Out of all the lines below, count those with the word "Página". Give the number only.
— start Dataset records —
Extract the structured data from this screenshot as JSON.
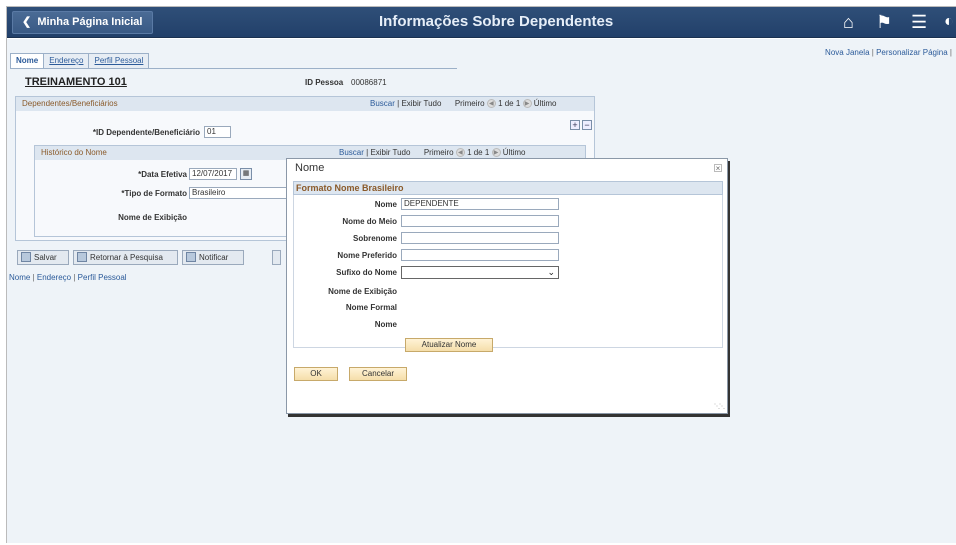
{
  "banner": {
    "home_label": "Minha Página Inicial",
    "title": "Informações Sobre Dependentes"
  },
  "toplinks": {
    "new_window": "Nova Janela",
    "personalize": "Personalizar Página"
  },
  "tabs": [
    {
      "label": "Nome",
      "active": true
    },
    {
      "label": "Endereço",
      "active": false
    },
    {
      "label": "Perfil Pessoal",
      "active": false
    }
  ],
  "header": {
    "name": "TREINAMENTO 101",
    "id_label": "ID Pessoa",
    "id_value": "00086871"
  },
  "dependents": {
    "title": "Dependentes/Beneficiários",
    "find": "Buscar",
    "view_all": "Exibir Tudo",
    "first": "Primeiro",
    "count": "1 de 1",
    "last": "Último",
    "id_label": "*ID Dependente/Beneficiário",
    "id_value": "01"
  },
  "history": {
    "title": "Histórico do Nome",
    "find": "Buscar",
    "view_all": "Exibir Tudo",
    "first": "Primeiro",
    "count": "1 de 1",
    "last": "Último",
    "eff_date_label": "*Data Efetiva",
    "eff_date_value": "12/07/2017",
    "format_label": "*Tipo de Formato",
    "format_value": "Brasileiro",
    "display_label": "Nome de Exibição"
  },
  "buttons": {
    "save": "Salvar",
    "return": "Retornar à Pesquisa",
    "notify": "Notificar"
  },
  "footlinks": [
    "Nome",
    "Endereço",
    "Perfil Pessoal"
  ],
  "modal": {
    "title": "Nome",
    "close": "×",
    "section": "Formato Nome Brasileiro",
    "fields": {
      "nome_label": "Nome",
      "nome_value": "DEPENDENTE",
      "meio_label": "Nome do Meio",
      "meio_value": "",
      "sobrenome_label": "Sobrenome",
      "sobrenome_value": "",
      "preferido_label": "Nome Preferido",
      "preferido_value": "",
      "sufixo_label": "Sufixo do Nome",
      "sufixo_value": "",
      "exibicao_label": "Nome de Exibição",
      "formal_label": "Nome Formal",
      "nome2_label": "Nome"
    },
    "update_button": "Atualizar Nome",
    "ok_button": "OK",
    "cancel_button": "Cancelar"
  }
}
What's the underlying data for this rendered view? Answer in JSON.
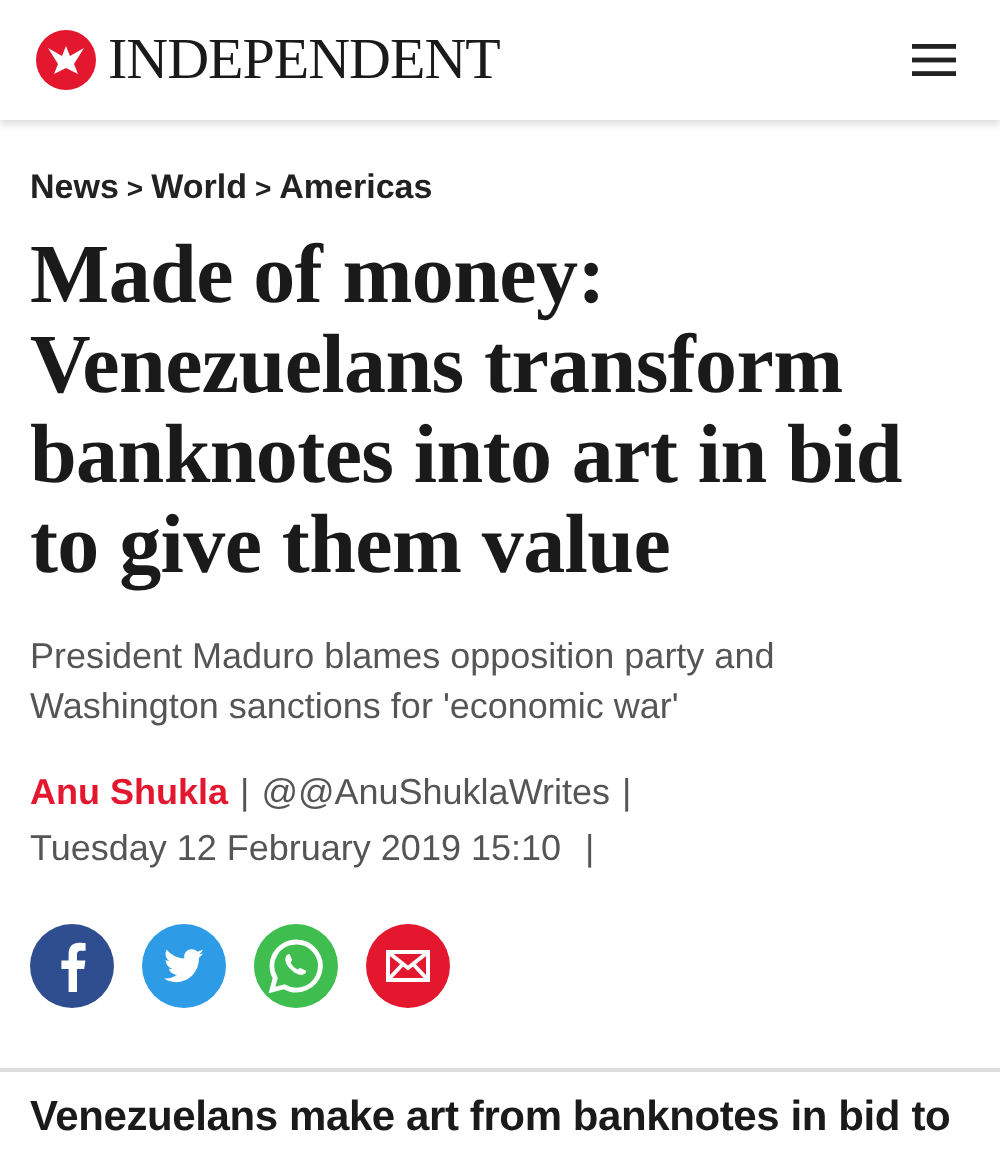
{
  "header": {
    "logo_text": "INDEPENDENT"
  },
  "breadcrumb": [
    {
      "label": "News",
      "separator": ">"
    },
    {
      "label": "World",
      "separator": ">"
    },
    {
      "label": "Americas"
    }
  ],
  "headline": "Made of money: Venezuelans transform banknotes into art in bid to give them value",
  "standfirst": "President Maduro blames opposition party and Washington sanctions for 'economic war'",
  "byline": {
    "author": "Anu Shukla",
    "separator_1": "|",
    "handle": "@@AnuShuklaWrites",
    "separator_2": "|",
    "date": "Tuesday 12 February 2019 15:10",
    "separator_3": "|"
  },
  "share": [
    {
      "kind": "facebook",
      "color": "#2e4e8f"
    },
    {
      "kind": "twitter",
      "color": "#2d9be6"
    },
    {
      "kind": "whatsapp",
      "color": "#3fbe4f"
    },
    {
      "kind": "email",
      "color": "#e3172e"
    }
  ],
  "subheading": "Venezuelans make art from banknotes in bid to"
}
— end Dataset records —
# [Output]
2